++++ SOURCE EXCERPT ++++

Republic of the Philippines
SUPREME COURT
Manila

EN BANC

G.R. No. L-6584             October 16, 1911

INCHAUSTI AND CO., plaintiff-appellant,
vs.
ELLIS CROMWELL, Collector of Internal Revenue, defendant-appellee.

Haussermann, Cohn & Fisher, for appellant.
Acting Attorney-General Harvey, for appellee.


MORELAND, J.:

This is an appeal by the plaintiff from a judgment of the Court of First Instance of the city of Manila, the Hon. Simplicio del Rosario presiding, dismissing the complaint upon the merits after trial, without costs.

The facts presented to this court are agreed upon by both parties, consisting, in so far as they are material to a decision of the case, in the following:

III. That the plaintiff firm for many years past has been and now is engaged in the business of buying and selling at wholesale hemp, both for its own account and on commission.

IV. That it is customary to sell hemp in bales which are made by compressing the loose fiber by means of presses, covering two sides of the bale with matting, and fastening it by means of strips of rattan; that the operation of bailing hemp is designated among merchants by the word "prensaje."

V. That in all sales of hemp by the plaintiff firm, whether for its own account or on commission for others, the price is quoted to the buyer at so much per picul, no mention being made of bailing; but with the tacit understanding, unless otherwise expressly agreed, that the hemp will be delivered in bales and that, according to the custom prevailing among hemp merchants and dealers in the Philippine Islands, a charge, the amount of which depends upon the then prevailing rate, is to be made against the buyer under the denomination of "prensaje." That this charge is made in the same manner in all cases, even when the operation of bailing was performed by the plaintiff or by its principal long before the contract of sale was made. Two specimens of the ordinary form of account used in these operations are hereunto appended, marked Exhibits A and B, respectively, and made a part hereof.

VI. That the amount of the charge made against hemp buyers by the plaintiff firm and other sellers of hemp under the denomination of "prensaje" during the period involved in this litigation was P1.75 per bale; that the average cost of the rattan and matting used on each bale of hemp is fifteen (15) centavos and that the average total cost of bailing hemp is one (1) peso per bale.

VII. That insurance companies in the Philippine Islands, in estimating the insurable value of hemp always add to the quoted price of same the charge made by the seller under the denomination of "prensaje."

VII. That the average weight of a bale of hemp is two (2) piculs (126.5 kilograms).

++++

» **OBJECTIVE**
Answer these three questions from the court decision above:
1. Who presided over the Court of First Instance whose judgment is being appealed?
2. What was the "prensaje" charge per bale during the period involved in the litigation?
3. What is the average weight of a bale of hemp?

++++ SUPPLIED INFORMATION ++++

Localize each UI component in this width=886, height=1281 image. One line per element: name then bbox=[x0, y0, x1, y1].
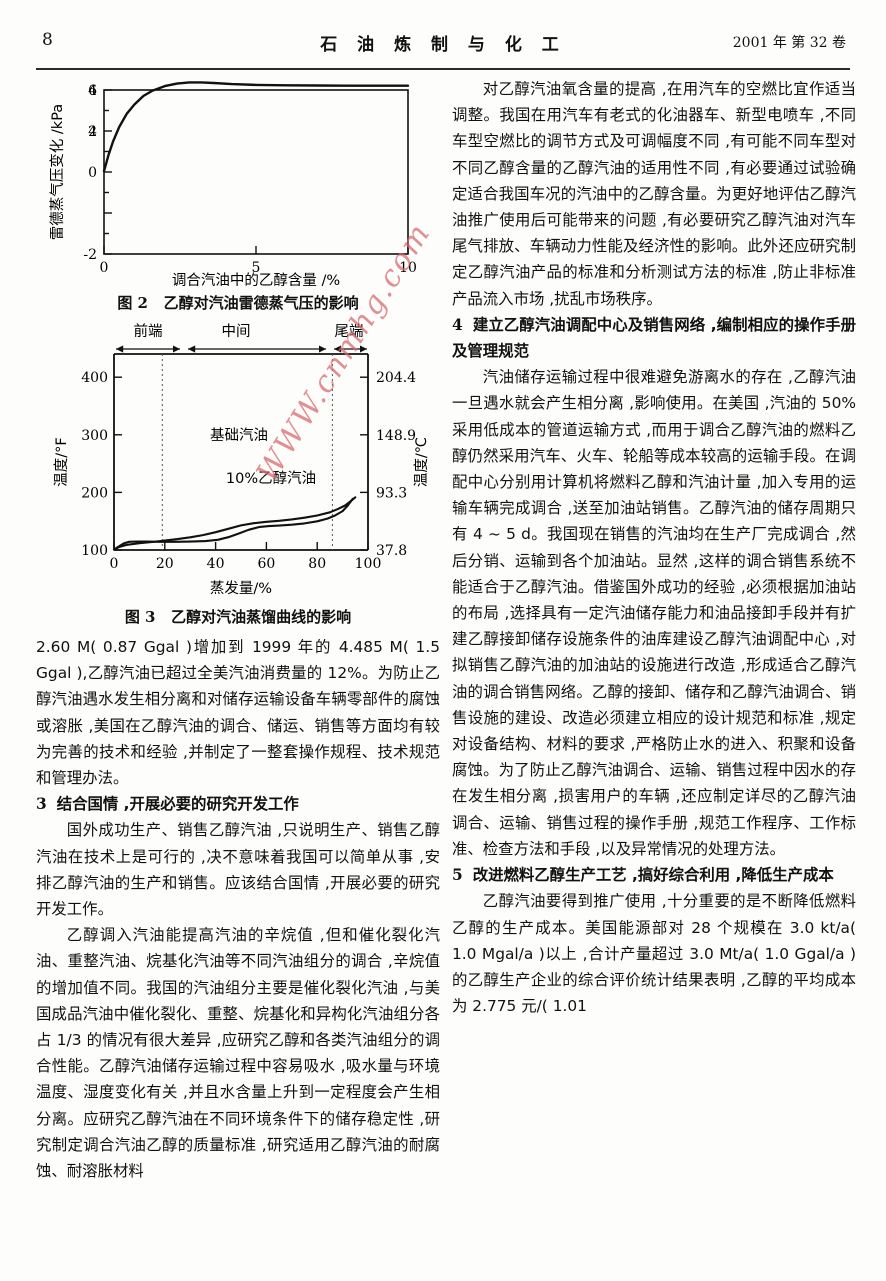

++++

» **REPLY TO THE EXERCISE**
1. The Hon. Simplicio del Rosario.
2. P1.75 per bale.
3. Two piculs (126.5 kilograms).